### Page extract:
□ □ □ □ □ □ □

Me: What do you want for us?
Him: I want us to be happy…be together…
Me: Are you happy?
Him: Yep…very happy
Me: Do you see us together in 30 odd years?
Him: Yep-We’ll get married, and I’ll take care of you, buy us a house, and have kids….
Me: Ok….so um, how do you feel about me?
Him: I’m in love with you
Me: *Stunned silence*

*After about a min of stunned silence *

Me: What you say?
Him: I’m in love with you. I’m really happy with you…I want us to be happy together
Me: *silence*……
Me: So you’re saying you’re in love with me??
Him: Yeah-I am

*He leans over and hugs me*

Me: Um….right…..ok……

Yeah…um….wasn’t ready for those lyrics…I didn’t say anything after that, we just kinda fell back into the movie….I like him a whole lot…but I don’t think I’m at the love stage….I’m in deep-like with him right now. Yeah, um, why did I ask? I dunno…..but honestly, that response I was NOT expecting....dunno what I was expecting…but it wasn’t that.

Tonight I’m introducing him to Nando’s…..might even go and see some fireworks display at the park later….Hope you all have a wonderful weekend!

Thursday, 1 November 2007

Something To Say

So it seems I’ll be getting a new cooker tomorrow. And if I don’t, I’ll be moving out. Crap thing is I was ready to pack my ish and leave, cos the Landlord had breached so many things in the contract cos of the cooker, but now that he’s agreed to replace it, I can terminate my contract without leaving myself out of pocket….So for the moment I have to stay put, however, if tomorrow the new cooker does not arrive…then there’ll be problems!!!

□ □ □ □ □ □ □

### What the task requires:
Copy the part of the blog post above that opens with "Yeah…um….wasn’t ready for" and closes with "it wasn’t that.", switching "movie" to "film".

□ □ □ □ □ □ □

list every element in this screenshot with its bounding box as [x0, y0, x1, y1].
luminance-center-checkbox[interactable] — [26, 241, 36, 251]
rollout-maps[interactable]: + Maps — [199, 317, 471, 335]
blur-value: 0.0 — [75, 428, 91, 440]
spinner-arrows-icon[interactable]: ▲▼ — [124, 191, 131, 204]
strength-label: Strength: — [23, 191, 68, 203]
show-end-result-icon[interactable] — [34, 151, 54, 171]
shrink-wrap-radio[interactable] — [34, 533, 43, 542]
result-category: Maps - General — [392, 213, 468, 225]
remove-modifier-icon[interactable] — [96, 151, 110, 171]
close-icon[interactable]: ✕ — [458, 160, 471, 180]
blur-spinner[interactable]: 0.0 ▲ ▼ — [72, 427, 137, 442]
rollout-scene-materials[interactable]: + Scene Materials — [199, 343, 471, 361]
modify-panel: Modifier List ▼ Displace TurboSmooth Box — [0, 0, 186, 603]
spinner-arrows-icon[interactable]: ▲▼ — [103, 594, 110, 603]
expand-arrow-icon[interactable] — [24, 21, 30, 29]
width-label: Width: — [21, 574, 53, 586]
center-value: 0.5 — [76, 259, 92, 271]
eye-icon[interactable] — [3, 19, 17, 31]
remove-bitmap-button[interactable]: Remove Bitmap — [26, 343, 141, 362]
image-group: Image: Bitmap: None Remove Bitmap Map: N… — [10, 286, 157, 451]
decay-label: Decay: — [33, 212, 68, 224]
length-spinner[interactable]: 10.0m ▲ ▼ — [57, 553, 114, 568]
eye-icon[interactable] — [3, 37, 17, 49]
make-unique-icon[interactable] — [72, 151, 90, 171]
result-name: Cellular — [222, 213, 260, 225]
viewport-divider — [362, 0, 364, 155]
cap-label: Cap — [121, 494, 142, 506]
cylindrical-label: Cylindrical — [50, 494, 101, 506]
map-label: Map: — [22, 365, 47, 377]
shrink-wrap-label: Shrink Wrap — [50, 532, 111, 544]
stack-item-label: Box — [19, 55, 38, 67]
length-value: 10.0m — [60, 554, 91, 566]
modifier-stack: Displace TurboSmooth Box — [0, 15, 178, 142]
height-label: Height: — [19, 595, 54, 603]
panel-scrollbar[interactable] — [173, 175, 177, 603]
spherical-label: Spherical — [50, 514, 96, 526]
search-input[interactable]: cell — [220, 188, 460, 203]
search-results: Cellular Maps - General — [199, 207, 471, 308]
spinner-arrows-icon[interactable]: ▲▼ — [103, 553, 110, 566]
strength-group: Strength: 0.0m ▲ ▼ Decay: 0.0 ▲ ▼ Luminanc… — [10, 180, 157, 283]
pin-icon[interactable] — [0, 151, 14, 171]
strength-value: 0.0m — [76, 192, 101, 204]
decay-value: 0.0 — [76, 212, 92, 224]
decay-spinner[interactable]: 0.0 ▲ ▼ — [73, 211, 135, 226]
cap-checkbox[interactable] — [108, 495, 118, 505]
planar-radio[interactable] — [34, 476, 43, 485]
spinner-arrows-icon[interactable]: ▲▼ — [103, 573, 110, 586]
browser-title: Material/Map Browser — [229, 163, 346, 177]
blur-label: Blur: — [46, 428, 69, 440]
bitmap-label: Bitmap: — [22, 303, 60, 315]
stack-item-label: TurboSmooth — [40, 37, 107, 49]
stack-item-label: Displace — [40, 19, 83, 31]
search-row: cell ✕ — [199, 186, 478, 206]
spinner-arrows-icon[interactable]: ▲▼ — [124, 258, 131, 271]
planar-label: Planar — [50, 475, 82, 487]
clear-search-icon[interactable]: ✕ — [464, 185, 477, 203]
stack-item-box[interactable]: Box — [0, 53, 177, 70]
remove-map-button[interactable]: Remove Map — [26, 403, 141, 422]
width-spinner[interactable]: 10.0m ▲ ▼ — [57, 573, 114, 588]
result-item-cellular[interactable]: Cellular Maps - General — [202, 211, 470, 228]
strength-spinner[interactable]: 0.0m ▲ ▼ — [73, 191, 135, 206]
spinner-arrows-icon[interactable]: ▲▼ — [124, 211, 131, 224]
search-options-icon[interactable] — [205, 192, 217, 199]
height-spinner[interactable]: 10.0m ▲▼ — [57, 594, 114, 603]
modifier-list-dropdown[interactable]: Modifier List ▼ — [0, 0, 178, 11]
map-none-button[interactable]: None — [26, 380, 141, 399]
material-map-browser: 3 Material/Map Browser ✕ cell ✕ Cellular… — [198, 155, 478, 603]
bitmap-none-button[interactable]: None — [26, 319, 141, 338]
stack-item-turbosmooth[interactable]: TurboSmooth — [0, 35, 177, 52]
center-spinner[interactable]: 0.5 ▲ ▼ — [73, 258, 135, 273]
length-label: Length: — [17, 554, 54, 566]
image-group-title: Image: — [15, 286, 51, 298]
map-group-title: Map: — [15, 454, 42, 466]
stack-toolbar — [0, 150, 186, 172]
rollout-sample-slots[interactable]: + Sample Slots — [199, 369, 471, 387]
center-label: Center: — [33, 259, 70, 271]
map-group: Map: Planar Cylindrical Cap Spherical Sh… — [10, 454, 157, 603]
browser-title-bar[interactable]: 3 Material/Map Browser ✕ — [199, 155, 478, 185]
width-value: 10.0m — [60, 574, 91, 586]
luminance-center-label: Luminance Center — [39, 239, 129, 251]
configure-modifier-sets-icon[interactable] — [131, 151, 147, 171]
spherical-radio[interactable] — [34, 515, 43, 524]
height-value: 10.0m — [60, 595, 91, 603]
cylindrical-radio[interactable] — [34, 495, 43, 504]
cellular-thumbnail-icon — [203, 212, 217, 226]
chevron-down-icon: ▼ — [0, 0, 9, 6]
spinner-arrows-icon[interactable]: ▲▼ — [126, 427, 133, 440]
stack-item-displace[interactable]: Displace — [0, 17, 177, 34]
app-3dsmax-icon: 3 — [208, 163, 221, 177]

□ □ □ □ □ □ □

### The completed task:
Yeah…um….wasn’t ready for those lyrics…I didn’t say anything after that, we just kinda fell back into the film….I like him a whole lot…but I don’t think I’m at the love stage….I’m in deep-like with him right now. Yeah, um, why did I ask? I dunno…..but honestly, that response I was NOT expecting....dunno what I was expecting…but it wasn’t that.